-- TASK BRIEF --
Find how many lines in the material hold the word "piezoelectric", then state that number and nothing more.

Data records
================================
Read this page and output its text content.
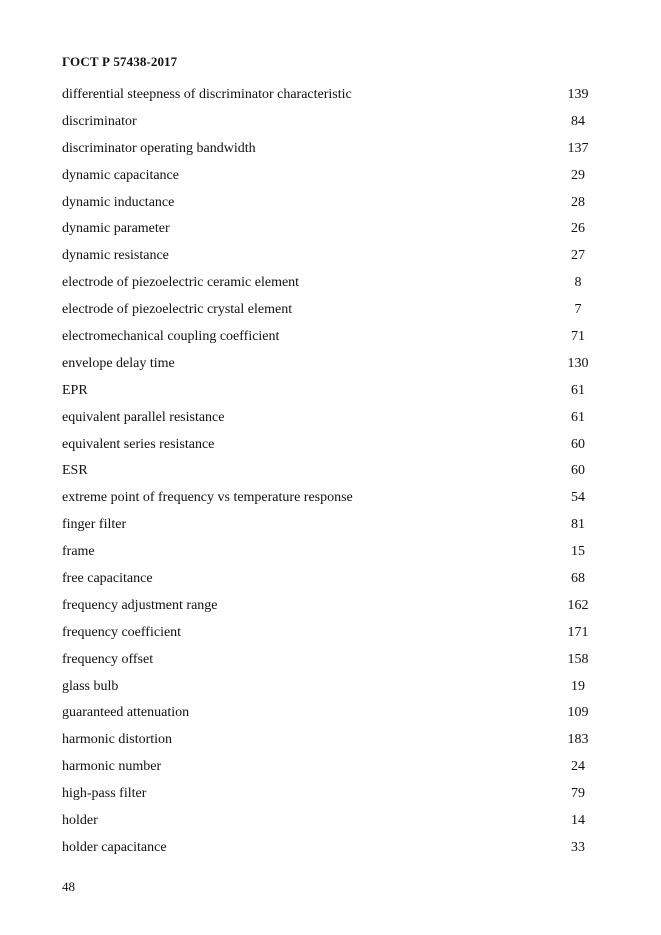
ГОСТ Р 57438-2017
differential steepness of discriminator characteristic	139
discriminator	84
discriminator operating bandwidth	137
dynamic capacitance	29
dynamic inductance	28
dynamic parameter	26
dynamic resistance	27
electrode of piezoelectric ceramic element	8
electrode of piezoelectric crystal element	7
electromechanical coupling coefficient	71
envelope delay time	130
EPR	61
equivalent parallel resistance	61
equivalent series resistance	60
ESR	60
extreme point of frequency vs temperature response	54
finger filter	81
frame	15
free capacitance	68
frequency adjustment range	162
frequency coefficient	171
frequency offset	158
glass bulb	19
guaranteed attenuation	109
harmonic distortion	183
harmonic number	24
high-pass filter	79
holder	14
holder capacitance	33
48
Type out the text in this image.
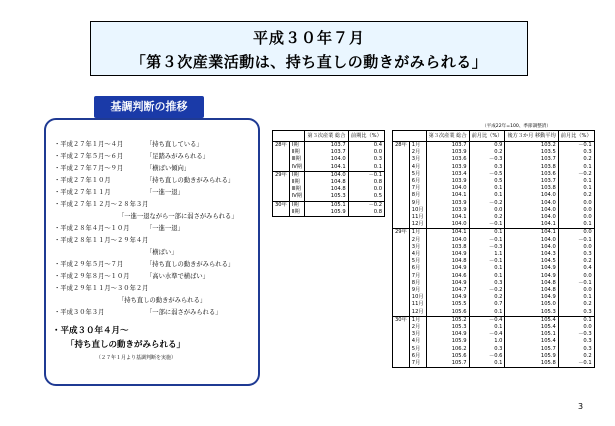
平成３０年７月
「第３次産業活動は、持ち直しの動きがみられる」
基調判断の推移
・平成２７年１月～４月	「持ち直している」
・平成２７年５月～６月	「足踏みがみられる」
・平成２７年７月～９月	「横ばい傾向」
・平成２７年１０月	「持ち直しの動きがみられる」
・平成２７年１１月	「一進一退」
・平成２７年１２月～２８年３月
「一進一退ながら一部に弱さがみられる」
・平成２８年４月～１０月	「一進一退」
・平成２８年１１月～２９年４月
「横ばい」
・平成２９年５月～７月	「持ち直しの動きがみられる」
・平成２９年８月～１０月	「高い水準で横ばい」
・平成２９年１１月～３０年２月
「持ち直しの動きがみられる」
・平成３０年３月	「一部に弱さがみられる」
・平成３０年４月～
「持ち直しの動きがみられる」
（２７年１月より基調判断を実施）
		第３次産業 総合	前期比（%）
28年	Ⅰ期	103.7	0.4
	Ⅱ期	103.7	0.0
	Ⅲ期	104.0	0.3
	Ⅳ期	104.1	0.1
29年	Ⅰ期	104.0	－0.1
	Ⅱ期	104.8	0.8
	Ⅲ期	104.8	0.0
	Ⅳ期	105.3	0.5
30年	Ⅰ期	105.1	－0.2
	Ⅱ期	105.9	0.8
（平成22年=100、季節調整済）
		第３次産業 総合	前月比（%）	後方３か月 移動平均	前月比（%）
28年	1月	103.7	0.9	103.2	－0.1
	2月	103.9	0.2	103.5	0.3
	3月	103.6	－0.3	103.7	0.2
	4月	103.9	0.3	103.8	0.1
	5月	103.4	－0.5	103.6	－0.2
	6月	103.9	0.5	103.7	0.1
	7月	104.0	0.1	103.8	0.1
	8月	104.1	0.1	104.0	0.2
	9月	103.9	－0.2	104.0	0.0
	10月	103.9	0.0	104.0	0.0
	11月	104.1	0.2	104.0	0.0
	12月	104.0	－0.1	104.1	0.1
29年	1月	104.1	0.1	104.1	0.0
	2月	104.0	－0.1	104.0	－0.1
	3月	103.8	－0.3	104.0	0.0
	4月	104.9	1.1	104.3	0.3
	5月	104.8	－0.1	104.5	0.2
	6月	104.9	0.1	104.9	0.4
	7月	104.6	0.1	104.9	0.0
	8月	104.9	0.3	104.8	－0.1
	9月	104.7	－0.2	104.8	0.0
	10月	104.9	0.2	104.9	0.1
	11月	105.5	0.7	105.0	0.2
	12月	105.6	0.1	105.3	0.3
30年	1月	105.2	－0.4	105.4	0.1
	2月	105.3	0.1	105.4	0.0
	3月	104.9	－0.4	105.1	－0.3
	4月	105.9	1.0	105.4	0.3
	5月	106.2	0.3	105.7	0.3
	6月	105.6	－0.6	105.9	0.2
	7月	105.7	0.1	105.8	－0.1
3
================================
-- EXPECTED OUTPUT --
2